This is not doing as I'd expected:
select regexp_replace('71.09.6.01.3', '(\d)[.-](\d)', '\1\2', 'g');
regexp_replace
----------------
71096.013
(1 row)
Solution: select regexp_replace('71.09.6.01.3', '(\d)[.-](?=\d)', '\1\2',
'g');
Reason: in the original the trailing "(\d)" eats the digit following the
symbol and then that digit is no longer available for matching the
preceding digit in the expression. IOW the same character cannot be used
to match both the first \d and the second \d so once the first \d captures
the 6 there is no \d to match before trailing period.
By using the construct (?:\d) you are zero-width (non-capturing) asserting
the the next character is a digit but you are not consuming it and so the
continuation of the global matching still has that character to match the
first \d.
David J.
════
» Short exercise 1: In the regexp_replace post, list the four arguments given to regexp_replace in the first query, the one that did not work as expected.
» Short exercise 2: Write the next part of the regexp_replace post, picking up after its final line.
The listing that comes next has no connection to the regexp_replace post.

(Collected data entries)
════
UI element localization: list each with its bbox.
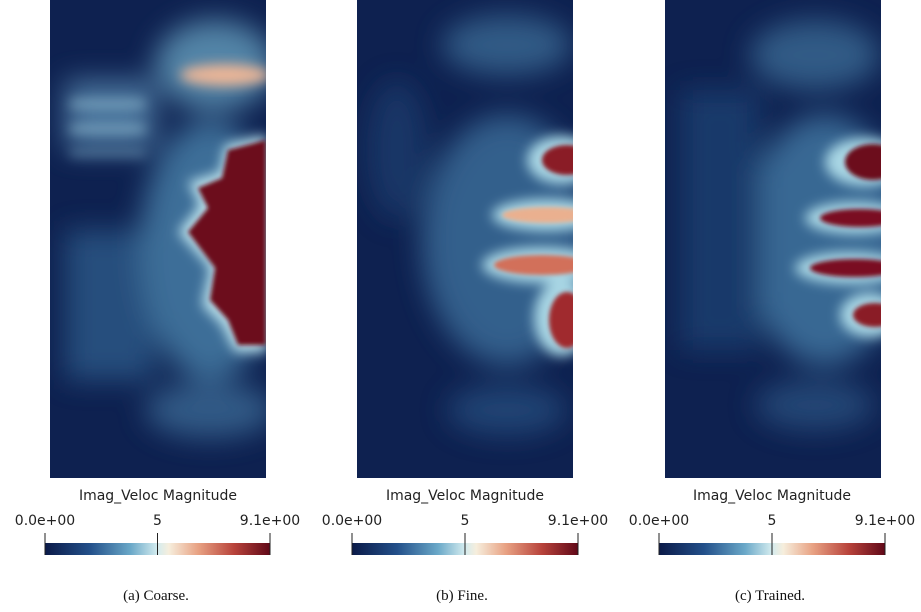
field-fine (357, 0, 573, 478)
colorbar-title: Imag_Veloc Magnitude (79, 488, 237, 504)
colorbar-tick-label: 9.1e+00 (240, 513, 300, 529)
colorbar-tick-label: 5 (153, 513, 162, 529)
caption: (c) Trained. (735, 588, 805, 604)
colorbar-tick-label: 9.1e+00 (548, 513, 608, 529)
caption: (b) Fine. (436, 588, 488, 604)
colorbar-tick-label: 0.0e+00 (15, 513, 75, 529)
colorbar-tick-label: 5 (768, 513, 777, 529)
colorbar-tick-label: 9.1e+00 (855, 513, 915, 529)
colorbar-title: Imag_Veloc Magnitude (693, 488, 851, 504)
colorbar-title: Imag_Veloc Magnitude (386, 488, 544, 504)
field-trained (665, 0, 881, 478)
field-coarse (50, 0, 266, 478)
colorbar-tick-label: 0.0e+00 (322, 513, 382, 529)
colorbar-tick-label: 5 (461, 513, 470, 529)
colorbar-tick-label: 0.0e+00 (629, 513, 689, 529)
caption: (a) Coarse. (123, 588, 189, 604)
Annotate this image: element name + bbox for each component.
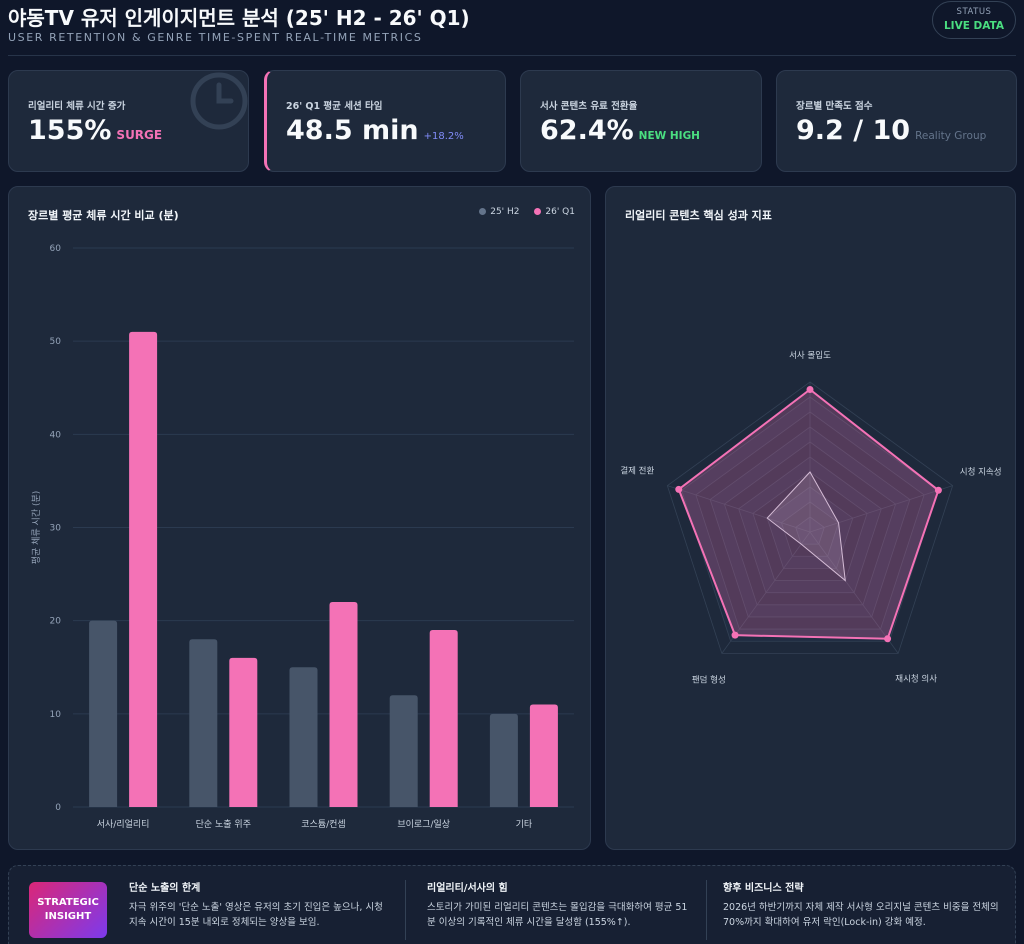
radar-point xyxy=(806,386,814,393)
radar-axis-label: 결제 전환 xyxy=(620,466,654,477)
kpi-value-row: 9.2 / 10 Reality Group xyxy=(796,115,986,146)
radar-point xyxy=(934,486,942,494)
bar-h2 xyxy=(89,620,118,807)
legend-dot-icon xyxy=(479,208,487,215)
insight-column: 향후 비즈니스 전략 2026년 하반기까지 자체 제작 서사형 오리지널 콘텐… xyxy=(723,879,1003,930)
y-tick-label: 50 xyxy=(50,337,62,347)
bar-chart-legend: 25' H2 26' Q1 xyxy=(467,207,575,217)
status-label: STATUS xyxy=(956,7,992,17)
y-tick-label: 0 xyxy=(55,803,61,813)
bar-h2 xyxy=(189,639,218,807)
radar-axis-label: 서사 몰입도 xyxy=(789,351,831,361)
insight-title: 단순 노출의 한계 xyxy=(129,883,201,894)
bar-h2 xyxy=(289,667,318,807)
bar-chart-panel: 장르별 평균 체류 시간 비교 (분) 25' H2 26' Q1 0 10 20 3… xyxy=(8,186,591,850)
kpi-label: 26' Q1 평균 세션 타임 xyxy=(286,101,383,112)
kpi-card-reality-time: 리얼리티 체류 시간 증가 155% SURGE xyxy=(8,70,249,172)
bar-chart: 0 10 20 30 40 50 60 평균 체류 시간 (분) 서사/리얼리티 단순 노출 위주… xyxy=(31,244,574,830)
radar-series-q1 xyxy=(677,388,940,640)
y-tick-label: 10 xyxy=(50,710,62,720)
y-tick-label: 20 xyxy=(50,617,62,627)
strategic-insight-strip: STRATEGIC INSIGHT 단순 노출의 한계 자극 위주의 '단순 노… xyxy=(8,865,1016,944)
insight-text: 2026년 하반기까지 자체 제작 서사형 오리지널 콘텐츠 비중을 전체의 7… xyxy=(723,902,999,928)
radar-spoke xyxy=(809,485,953,533)
insight-badge: STRATEGIC INSIGHT xyxy=(29,882,107,938)
kpi-value: 48.5 min xyxy=(286,115,419,146)
radar-spoke xyxy=(667,485,811,533)
bar-q1 xyxy=(229,657,258,807)
kpi-label: 리얼리티 체류 시간 증가 xyxy=(28,101,126,112)
radar-axis-label: 팬덤 형성 xyxy=(692,674,726,685)
kpi-value: 62.4% xyxy=(540,115,634,146)
legend-label: 25' H2 xyxy=(490,207,520,217)
radar-point xyxy=(675,485,683,493)
insight-text: 스토리가 가미된 리얼리티 콘텐츠는 몰입감을 극대화하여 평균 51분 이상의… xyxy=(427,902,688,928)
status-badge: STATUS LIVE DATA xyxy=(932,1,1016,39)
y-axis-label: 평균 체류 시간 (분) xyxy=(31,491,42,565)
radar-series-h2 xyxy=(766,471,846,582)
clock-icon xyxy=(190,72,248,130)
kpi-card-satisfaction: 장르별 만족도 점수 9.2 / 10 Reality Group xyxy=(776,70,1017,172)
bar-q1 xyxy=(329,602,358,807)
x-tick-label: 브이로그/일상 xyxy=(397,819,450,830)
legend-dot-icon xyxy=(534,208,542,215)
kpi-value: 9.2 / 10 xyxy=(796,115,911,146)
y-tick-label: 40 xyxy=(50,430,62,440)
y-tick-label: 60 xyxy=(50,244,62,254)
kpi-label: 장르별 만족도 점수 xyxy=(796,101,873,112)
kpi-sub: +18.2% xyxy=(423,131,464,142)
insight-column: 리얼리티/서사의 힘 스토리가 가미된 리얼리티 콘텐츠는 몰입감을 극대화하여… xyxy=(427,879,692,930)
radar-point xyxy=(884,635,892,643)
radar-axis-label: 재시청 의사 xyxy=(895,673,937,684)
kpi-sub: Reality Group xyxy=(915,130,987,142)
kpi-sub: SURGE xyxy=(116,128,163,142)
insight-badge-line2: INSIGHT xyxy=(44,911,92,922)
x-tick-label: 코스튬/컨셉 xyxy=(301,819,345,830)
bar-chart-title: 장르별 평균 체류 시간 비교 (분) xyxy=(28,209,179,222)
radar-chart-title: 리얼리티 콘텐츠 핵심 성과 지표 xyxy=(625,209,772,222)
insight-badge-line1: STRATEGIC xyxy=(37,897,99,908)
insight-divider xyxy=(706,880,707,940)
radar-spoke xyxy=(809,531,899,654)
y-tick-label: 30 xyxy=(50,524,62,534)
kpi-label: 서사 콘텐츠 유료 전환율 xyxy=(540,101,638,112)
legend-item-q1[interactable]: 26' Q1 xyxy=(534,207,575,217)
kpi-sub: NEW HIGH xyxy=(638,130,700,142)
kpi-value-row: 62.4% NEW HIGH xyxy=(540,115,700,146)
page-title: 야동TV 유저 인게이지먼트 분석 (25' H2 - 26' Q1) xyxy=(8,6,470,30)
x-tick-label: 단순 노출 위주 xyxy=(196,819,251,830)
insight-title: 향후 비즈니스 전략 xyxy=(723,883,804,894)
radar-point xyxy=(731,631,739,639)
insight-column: 단순 노출의 한계 자극 위주의 '단순 노출' 영상은 유저의 초기 진입은 … xyxy=(129,879,391,930)
kpi-card-conversion: 서사 콘텐츠 유료 전환율 62.4% NEW HIGH xyxy=(520,70,762,172)
bar-h2 xyxy=(389,695,418,807)
insight-title: 리얼리티/서사의 힘 xyxy=(427,883,508,894)
kpi-value-row: 48.5 min +18.2% xyxy=(286,115,464,146)
insight-text: 자극 위주의 '단순 노출' 영상은 유저의 초기 진입은 높으나, 시청 지속… xyxy=(129,902,383,928)
status-value: LIVE DATA xyxy=(943,20,1005,32)
bar-q1 xyxy=(129,331,158,807)
bar-q1 xyxy=(429,629,458,807)
kpi-card-session-time: 26' Q1 평균 세션 타임 48.5 min +18.2% xyxy=(264,70,506,172)
radar-axis-label: 시청 지속성 xyxy=(960,468,1002,478)
x-tick-label: 기타 xyxy=(516,819,533,830)
page-subtitle: USER RETENTION & GENRE TIME-SPENT REAL-T… xyxy=(8,31,423,44)
insight-divider xyxy=(405,880,406,940)
page-header: 야동TV 유저 인게이지먼트 분석 (25' H2 - 26' Q1) USER… xyxy=(8,0,1016,56)
legend-item-h2[interactable]: 25' H2 xyxy=(479,207,520,217)
kpi-value-row: 155% SURGE xyxy=(28,115,162,146)
legend-label: 26' Q1 xyxy=(545,207,575,217)
kpi-value: 155% xyxy=(28,115,112,146)
bar-h2 xyxy=(489,713,518,807)
bar-q1 xyxy=(529,704,558,807)
x-tick-label: 서사/리얼리티 xyxy=(97,819,150,830)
════
» Exercise result 1: '71.09.6.01.3', '(\d)[.-](\d)', '\1\2', 'g'

» Exercise result 2:
On 1/14/2016 2:02 PM, John McKown wrote:
How about:
select regexp_replace('71.09.6.01.3', '(\d)[.-]', '\1', 'g');
match is 1.3 and result is 13 ( 71096.013). If you don't want to
eliminate the period or dash unless it is _between_ two digits, try:select regexp_replace('71.09.6.01.3', '(\d)[.-](?=\d)', '\1', 'g');
(?=\d) is a "look ahead") match which says that the period or dash must
be followed by a digit, but the expression _does not_ "consume" the
digit matched.Maranatha! <><
John McKown
Yes, excellent, both seem to work. I'll run a bunch of data through
them both and see what happens.
Thanks much for the help!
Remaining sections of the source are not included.